▶ _Given instruction_
Lift out all lines below that contain "Organizational".

▶ _Input records_
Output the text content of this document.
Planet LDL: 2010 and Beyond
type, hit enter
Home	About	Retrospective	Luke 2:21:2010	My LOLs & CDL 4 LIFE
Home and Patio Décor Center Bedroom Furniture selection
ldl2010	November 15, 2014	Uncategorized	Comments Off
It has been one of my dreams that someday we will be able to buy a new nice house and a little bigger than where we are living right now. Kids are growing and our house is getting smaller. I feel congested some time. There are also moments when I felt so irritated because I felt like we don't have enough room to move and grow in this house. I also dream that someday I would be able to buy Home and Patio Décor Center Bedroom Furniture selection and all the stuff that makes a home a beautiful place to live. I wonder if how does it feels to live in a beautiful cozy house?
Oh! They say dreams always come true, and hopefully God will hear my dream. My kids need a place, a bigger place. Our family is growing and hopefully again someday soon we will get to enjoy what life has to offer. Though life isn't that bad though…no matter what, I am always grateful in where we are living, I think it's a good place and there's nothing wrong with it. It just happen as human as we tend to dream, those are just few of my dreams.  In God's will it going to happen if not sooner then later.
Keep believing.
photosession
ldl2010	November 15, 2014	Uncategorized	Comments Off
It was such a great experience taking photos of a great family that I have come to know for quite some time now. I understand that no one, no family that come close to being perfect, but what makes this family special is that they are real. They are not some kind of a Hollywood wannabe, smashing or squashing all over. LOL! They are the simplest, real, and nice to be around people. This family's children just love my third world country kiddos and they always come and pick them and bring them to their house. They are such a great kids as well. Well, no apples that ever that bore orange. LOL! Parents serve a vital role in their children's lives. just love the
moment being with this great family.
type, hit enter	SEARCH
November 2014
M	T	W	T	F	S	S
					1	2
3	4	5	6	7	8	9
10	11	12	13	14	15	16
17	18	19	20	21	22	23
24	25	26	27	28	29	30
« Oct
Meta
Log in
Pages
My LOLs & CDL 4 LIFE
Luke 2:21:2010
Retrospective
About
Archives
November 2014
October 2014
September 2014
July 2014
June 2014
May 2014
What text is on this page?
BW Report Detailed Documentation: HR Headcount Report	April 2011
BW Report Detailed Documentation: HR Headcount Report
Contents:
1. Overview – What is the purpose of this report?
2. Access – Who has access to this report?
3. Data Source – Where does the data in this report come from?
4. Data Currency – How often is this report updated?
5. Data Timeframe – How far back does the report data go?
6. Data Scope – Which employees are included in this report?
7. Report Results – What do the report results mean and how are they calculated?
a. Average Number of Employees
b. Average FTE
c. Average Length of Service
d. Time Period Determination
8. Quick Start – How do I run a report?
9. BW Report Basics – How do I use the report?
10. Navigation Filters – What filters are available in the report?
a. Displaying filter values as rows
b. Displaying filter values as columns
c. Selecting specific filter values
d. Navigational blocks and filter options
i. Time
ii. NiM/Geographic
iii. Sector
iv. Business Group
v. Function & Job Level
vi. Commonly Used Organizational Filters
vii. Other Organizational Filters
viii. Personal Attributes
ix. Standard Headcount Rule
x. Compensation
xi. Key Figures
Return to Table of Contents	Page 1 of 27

▶ _Solution below_
vi. Commonly Used Organizational Filters
vii. Other Organizational Filters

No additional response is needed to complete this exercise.